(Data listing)

** START **

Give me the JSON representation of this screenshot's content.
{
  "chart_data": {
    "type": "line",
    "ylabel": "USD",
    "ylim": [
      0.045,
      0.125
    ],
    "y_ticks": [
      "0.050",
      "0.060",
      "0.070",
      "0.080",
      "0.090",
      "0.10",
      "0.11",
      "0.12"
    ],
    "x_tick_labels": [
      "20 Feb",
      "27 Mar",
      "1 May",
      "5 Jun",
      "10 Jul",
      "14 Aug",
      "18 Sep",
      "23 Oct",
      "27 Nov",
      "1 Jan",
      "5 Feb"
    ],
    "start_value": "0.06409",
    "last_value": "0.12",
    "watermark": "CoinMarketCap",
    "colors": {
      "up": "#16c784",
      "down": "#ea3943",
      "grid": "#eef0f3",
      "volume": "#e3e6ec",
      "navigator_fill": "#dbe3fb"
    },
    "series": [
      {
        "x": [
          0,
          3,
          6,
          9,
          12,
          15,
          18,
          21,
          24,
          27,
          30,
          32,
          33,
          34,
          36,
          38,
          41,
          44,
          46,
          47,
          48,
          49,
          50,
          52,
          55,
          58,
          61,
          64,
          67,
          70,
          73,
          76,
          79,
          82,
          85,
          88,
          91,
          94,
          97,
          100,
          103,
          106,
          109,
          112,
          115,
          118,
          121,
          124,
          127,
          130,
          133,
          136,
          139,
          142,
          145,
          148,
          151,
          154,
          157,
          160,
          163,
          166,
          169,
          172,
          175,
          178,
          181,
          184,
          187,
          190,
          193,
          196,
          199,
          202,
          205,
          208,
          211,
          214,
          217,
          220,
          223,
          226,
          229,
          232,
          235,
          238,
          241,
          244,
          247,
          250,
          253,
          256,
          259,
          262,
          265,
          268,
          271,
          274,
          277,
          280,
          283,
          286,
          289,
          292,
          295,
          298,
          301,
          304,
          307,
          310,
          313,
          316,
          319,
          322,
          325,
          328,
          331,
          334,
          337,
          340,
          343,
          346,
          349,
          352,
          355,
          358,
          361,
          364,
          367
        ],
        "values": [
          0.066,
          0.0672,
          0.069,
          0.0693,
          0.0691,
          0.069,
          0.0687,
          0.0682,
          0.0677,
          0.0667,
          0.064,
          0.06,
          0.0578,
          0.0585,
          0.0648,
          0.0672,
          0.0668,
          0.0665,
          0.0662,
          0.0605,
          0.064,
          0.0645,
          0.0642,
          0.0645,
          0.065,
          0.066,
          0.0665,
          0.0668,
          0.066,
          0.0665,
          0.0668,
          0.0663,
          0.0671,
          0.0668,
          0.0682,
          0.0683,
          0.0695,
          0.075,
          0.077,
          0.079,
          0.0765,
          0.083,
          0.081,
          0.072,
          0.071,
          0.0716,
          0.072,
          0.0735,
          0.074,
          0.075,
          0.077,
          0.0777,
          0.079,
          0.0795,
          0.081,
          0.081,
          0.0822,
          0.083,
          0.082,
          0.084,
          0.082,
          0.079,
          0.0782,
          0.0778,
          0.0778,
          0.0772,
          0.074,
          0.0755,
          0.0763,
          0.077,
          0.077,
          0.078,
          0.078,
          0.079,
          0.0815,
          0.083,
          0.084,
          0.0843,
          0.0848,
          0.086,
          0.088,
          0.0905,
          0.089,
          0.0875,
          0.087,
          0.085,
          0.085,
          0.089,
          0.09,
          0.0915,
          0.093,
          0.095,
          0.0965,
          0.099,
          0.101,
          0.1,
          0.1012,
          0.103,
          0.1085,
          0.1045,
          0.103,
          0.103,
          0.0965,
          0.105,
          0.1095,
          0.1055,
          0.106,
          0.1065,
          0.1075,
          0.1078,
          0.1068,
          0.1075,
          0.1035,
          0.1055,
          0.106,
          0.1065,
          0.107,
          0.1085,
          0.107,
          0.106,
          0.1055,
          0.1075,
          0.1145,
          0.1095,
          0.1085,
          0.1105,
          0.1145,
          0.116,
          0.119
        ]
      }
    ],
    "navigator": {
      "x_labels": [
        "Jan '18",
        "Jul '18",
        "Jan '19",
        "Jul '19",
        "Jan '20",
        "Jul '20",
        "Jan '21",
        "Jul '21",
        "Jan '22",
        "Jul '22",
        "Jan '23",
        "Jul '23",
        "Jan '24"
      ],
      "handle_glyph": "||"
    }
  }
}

** END **

**PROBLEM STATEMENT**
Word for word, restate all of the data shown above.

**SOLUTION BELOW**
Give me the JSON representation of this screenshot's content.
{
  "chart_data": {
    "type": "line",
    "ylabel": "USD",
    "ylim": [
      0.045,
      0.125
    ],
    "y_ticks": [
      "0.050",
      "0.060",
      "0.070",
      "0.080",
      "0.090",
      "0.10",
      "0.11",
      "0.12"
    ],
    "x_tick_labels": [
      "20 Feb",
      "27 Mar",
      "1 May",
      "5 Jun",
      "10 Jul",
      "14 Aug",
      "18 Sep",
      "23 Oct",
      "27 Nov",
      "1 Jan",
      "5 Feb"
    ],
    "start_value": "0.06409",
    "last_value": "0.12",
    "watermark": "CoinMarketCap",
    "colors": {
      "up": "#16c784",
      "down": "#ea3943",
      "grid": "#eef0f3",
      "volume": "#e3e6ec",
      "navigator_fill": "#dbe3fb"
    },
    "series": [
      {
        "x": [
          0,
          3,
          6,
          9,
          12,
          15,
          18,
          21,
          24,
          27,
          30,
          32,
          33,
          34,
          36,
          38,
          41,
          44,
          46,
          47,
          48,
          49,
          50,
          52,
          55,
          58,
          61,
          64,
          67,
          70,
          73,
          76,
          79,
          82,
          85,
          88,
          91,
          94,
          97,
          100,
          103,
          106,
          109,
          112,
          115,
          118,
          121,
          124,
          127,
          130,
          133,
          136,
          139,
          142,
          145,
          148,
          151,
          154,
          157,
          160,
          163,
          166,
          169,
          172,
          175,
          178,
          181,
          184,
          187,
          190,
          193,
          196,
          199,
          202,
          205,
          208,
          211,
          214,
          217,
          220,
          223,
          226,
          229,
          232,
          235,
          238,
          241,
          244,
          247,
          250,
          253,
          256,
          259,
          262,
          265,
          268,
          271,
          274,
          277,
          280,
          283,
          286,
          289,
          292,
          295,
          298,
          301,
          304,
          307,
          310,
          313,
          316,
          319,
          322,
          325,
          328,
          331,
          334,
          337,
          340,
          343,
          346,
          349,
          352,
          355,
          358,
          361,
          364,
          367
        ],
        "values": [
          0.066,
          0.0672,
          0.069,
          0.0693,
          0.0691,
          0.069,
          0.0687,
          0.0682,
          0.0677,
          0.0667,
          0.064,
          0.06,
          0.0578,
          0.0585,
          0.0648,
          0.0672,
          0.0668,
          0.0665,
          0.0662,
          0.0605,
          0.064,
          0.0645,
          0.0642,
          0.0645,
          0.065,
          0.066,
          0.0665,
          0.0668,
          0.066,
          0.0665,
          0.0668,
          0.0663,
          0.0671,
          0.0668,
          0.0682,
          0.0683,
          0.0695,
          0.075,
          0.077,
          0.079,
          0.0765,
          0.083,
          0.081,
          0.072,
          0.071,
          0.0716,
          0.072,
          0.0735,
          0.074,
          0.075,
          0.077,
          0.0777,
          0.079,
          0.0795,
          0.081,
          0.081,
          0.0822,
          0.083,
          0.082,
          0.084,
          0.082,
          0.079,
          0.0782,
          0.0778,
          0.0778,
          0.0772,
          0.074,
          0.0755,
          0.0763,
          0.077,
          0.077,
          0.078,
          0.078,
          0.079,
          0.0815,
          0.083,
          0.084,
          0.0843,
          0.0848,
          0.086,
          0.088,
          0.0905,
          0.089,
          0.0875,
          0.087,
          0.085,
          0.085,
          0.089,
          0.09,
          0.0915,
          0.093,
          0.095,
          0.0965,
          0.099,
          0.101,
          0.1,
          0.1012,
          0.103,
          0.1085,
          0.1045,
          0.103,
          0.103,
          0.0965,
          0.105,
          0.1095,
          0.1055,
          0.106,
          0.1065,
          0.1075,
          0.1078,
          0.1068,
          0.1075,
          0.1035,
          0.1055,
          0.106,
          0.1065,
          0.107,
          0.1085,
          0.107,
          0.106,
          0.1055,
          0.1075,
          0.1145,
          0.1095,
          0.1085,
          0.1105,
          0.1145,
          0.116,
          0.119
        ]
      }
    ],
    "navigator": {
      "x_labels": [
        "Jan '18",
        "Jul '18",
        "Jan '19",
        "Jul '19",
        "Jan '20",
        "Jul '20",
        "Jan '21",
        "Jul '21",
        "Jan '22",
        "Jul '22",
        "Jan '23",
        "Jul '23",
        "Jan '24"
      ],
      "handle_glyph": "||"
    }
  }
}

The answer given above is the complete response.